* [SOURCE PASSAGE]:
※

(CN) - Facebook and Zynga users trying to revive privacy claims struggled to show the 9th Circuit that either the social networking giant or the game company had violated any laws.
Forced to appear together before the appeals court in a consolidated hearing, attorneys for the two companies were pressed for time but relieved to find a three-judge panel that seemed reluctant to reinstate the claims.
Mike Robertson's 2010 class action claimed that, whenever a user clicked third-party posts on a Facebook page, Facebook sent those advertisers a "referrer header" containing the user's personally identifiable information.
Though Facebook has since stripped the headers of such private data, headers at the time of the lawsuit's filing could include a user's name, gender and age. Robertson said this violated the federal Electronic Communications Privacy and Stored Communications Acts and California consumer and computer fraud statutes, as well as breaching the user agreement with Facebook.

※

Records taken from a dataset
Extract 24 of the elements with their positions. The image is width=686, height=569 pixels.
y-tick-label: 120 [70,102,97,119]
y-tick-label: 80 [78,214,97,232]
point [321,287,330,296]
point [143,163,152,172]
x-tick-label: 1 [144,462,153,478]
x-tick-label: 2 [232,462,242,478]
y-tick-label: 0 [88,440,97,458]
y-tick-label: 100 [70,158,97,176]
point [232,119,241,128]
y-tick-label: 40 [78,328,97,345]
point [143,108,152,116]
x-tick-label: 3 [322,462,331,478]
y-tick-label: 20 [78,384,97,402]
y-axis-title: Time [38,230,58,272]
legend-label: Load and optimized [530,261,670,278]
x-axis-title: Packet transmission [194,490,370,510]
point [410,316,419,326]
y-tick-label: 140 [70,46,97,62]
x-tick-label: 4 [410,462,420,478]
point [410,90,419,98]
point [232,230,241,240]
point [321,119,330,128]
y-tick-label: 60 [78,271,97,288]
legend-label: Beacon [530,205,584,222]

※

* [YOUR GOAL]:
Write the next part of the news article about the Facebook and Zynga privacy appeal, picking up after its final sentence.

* [ANSWER]:
U.S. District Judge James Ware dismissed part of Robertson's lawsuit in 2011, however, finding that users like Robertson were not consumers for the purposes of California's unfair competition or consumer protection laws because Facebook provided its services for free.
He also said California's computer fraud statute did not apply since Facebook did not circumvent technical barriers in sending the headers. The breach of contract claim meanwhile failed because Robertson had failed to show "appreciable and actual damage."
In dismissing the claims under the federal Wiretap Act or the Stored Communications Act, Ware said Robertson did not make the necessary showing that the information Facebook allegedly disclosed "was not part of a communication from plaintiffs to an addressee or intended recipient of that communication."
Robertson in turn argued in an amended complaint that Facebook was liable under the Stored Communications Act because it was acting as a "remote computing service provider," and thus cannot rely on the "intended recipient" exception to liability.
Unswayed, Ware dismissed the whole complaint in late 2011. The judge said that Facebook was not acting as a "remote computing service provider" because it was acting as an intermediary for user requests to advertisers, and because it did not provide "processing or storage" of users' "data."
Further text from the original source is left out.